- Brief:
Find each line containing the word "pernah" and report how many there are. Add nothing else.

[Extracted records]
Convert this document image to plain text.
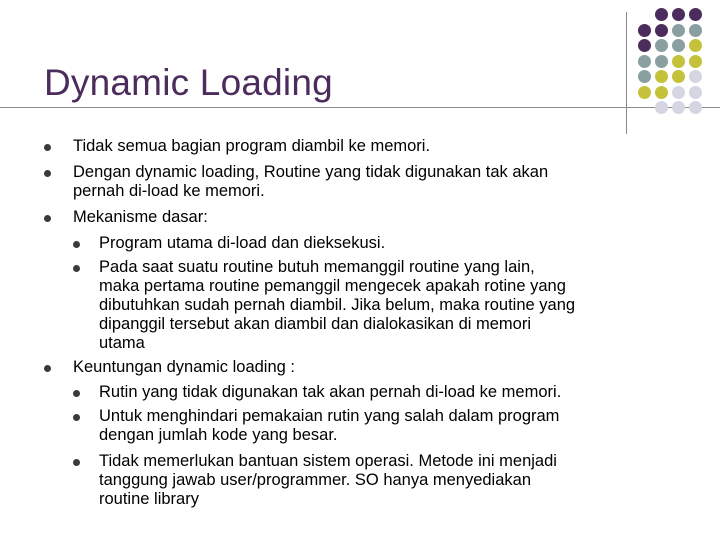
Dynamic Loading
Tidak semua bagian program diambil ke memori.
Dengan dynamic loading, Routine yang tidak digunakan tak akan
pernah di-load ke memori.
Mekanisme dasar:
Program utama di-load dan dieksekusi.
Pada saat suatu routine butuh memanggil routine yang lain,
maka pertama routine pemanggil mengecek apakah rotine yang
dibutuhkan sudah pernah diambil. Jika belum, maka routine yang
dipanggil tersebut akan diambil dan dialokasikan di memori
utama
Keuntungan dynamic loading :
Rutin yang tidak digunakan tak akan pernah di-load ke memori.
Untuk menghindari pemakaian rutin yang salah dalam program
dengan jumlah kode yang besar.
Tidak memerlukan bantuan sistem operasi. Metode ini menjadi
tanggung jawab user/programmer. SO hanya menyediakan
routine library
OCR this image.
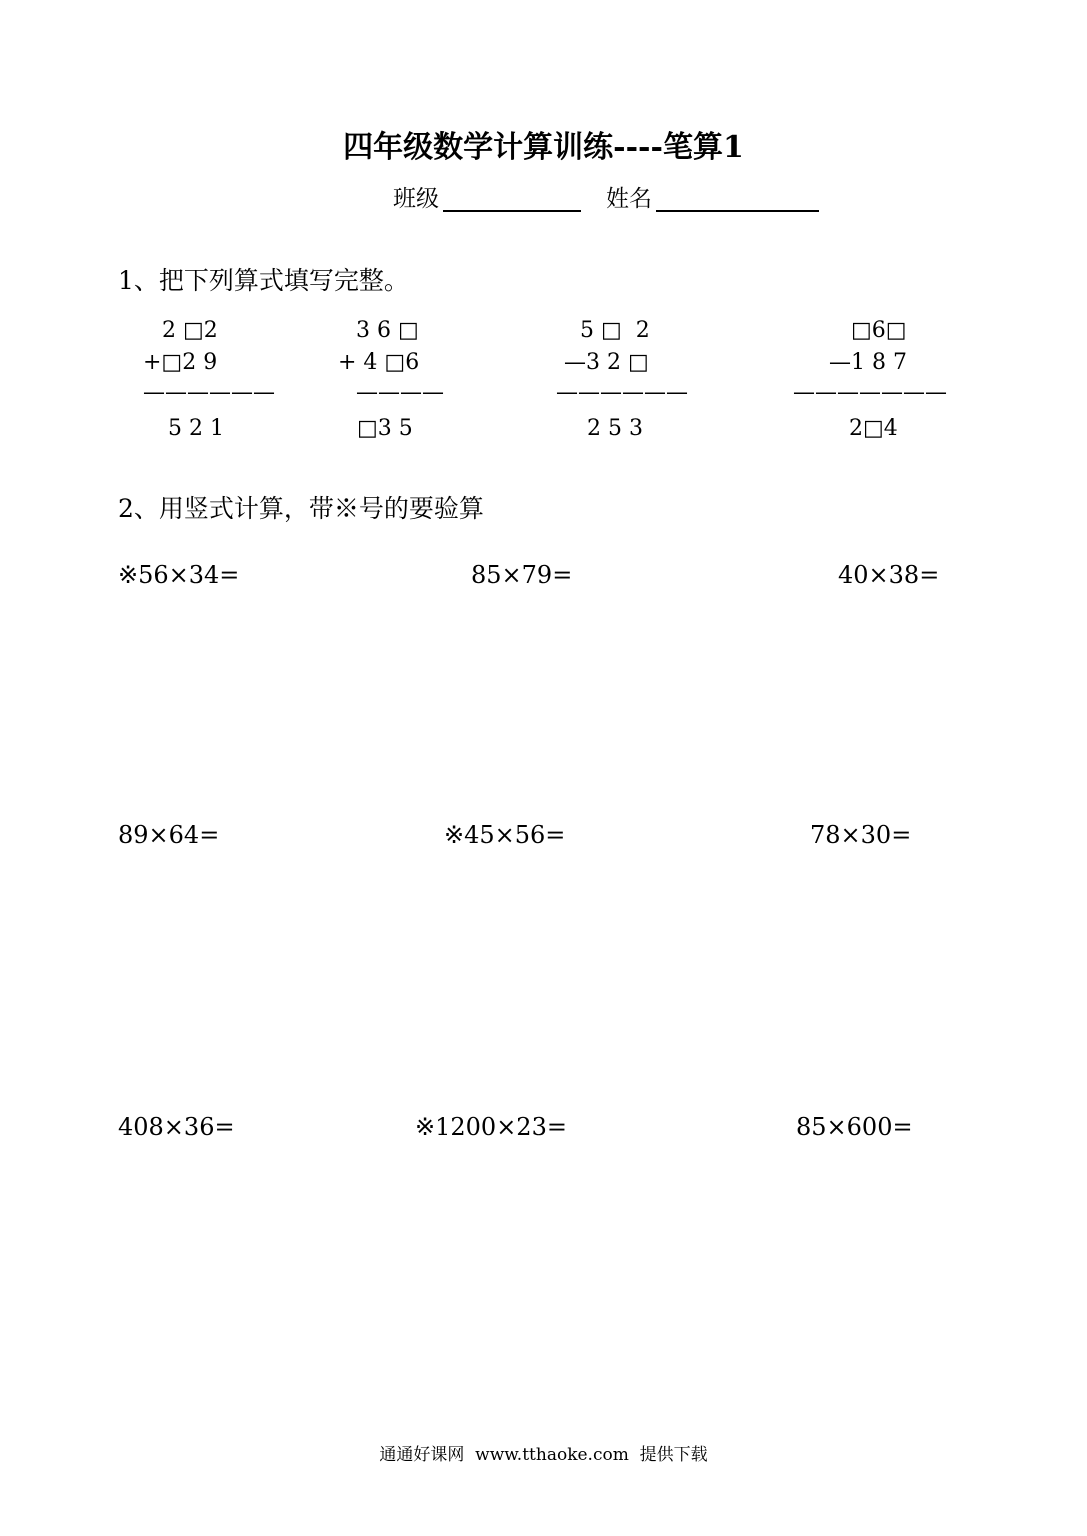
四年级数学计算训练----笔算1
班级	姓名
1、把下列算式填写完整。
2 □2
+□2 9
——————
5 2 1
3 6 □
+ 4 □6
————
□3 5
5 □  2
—3 2 □
——————
2 5 3
□6□
—1 8 7
———————
2□4
2、用竖式计算，带※号的要验算
※56×34=	85×79=	40×38=
89×64=	※45×56=	78×30=
408×36=	※1200×23=	85×600=
通通好课网  www.tthaoke.com  提供下载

- The reply:
3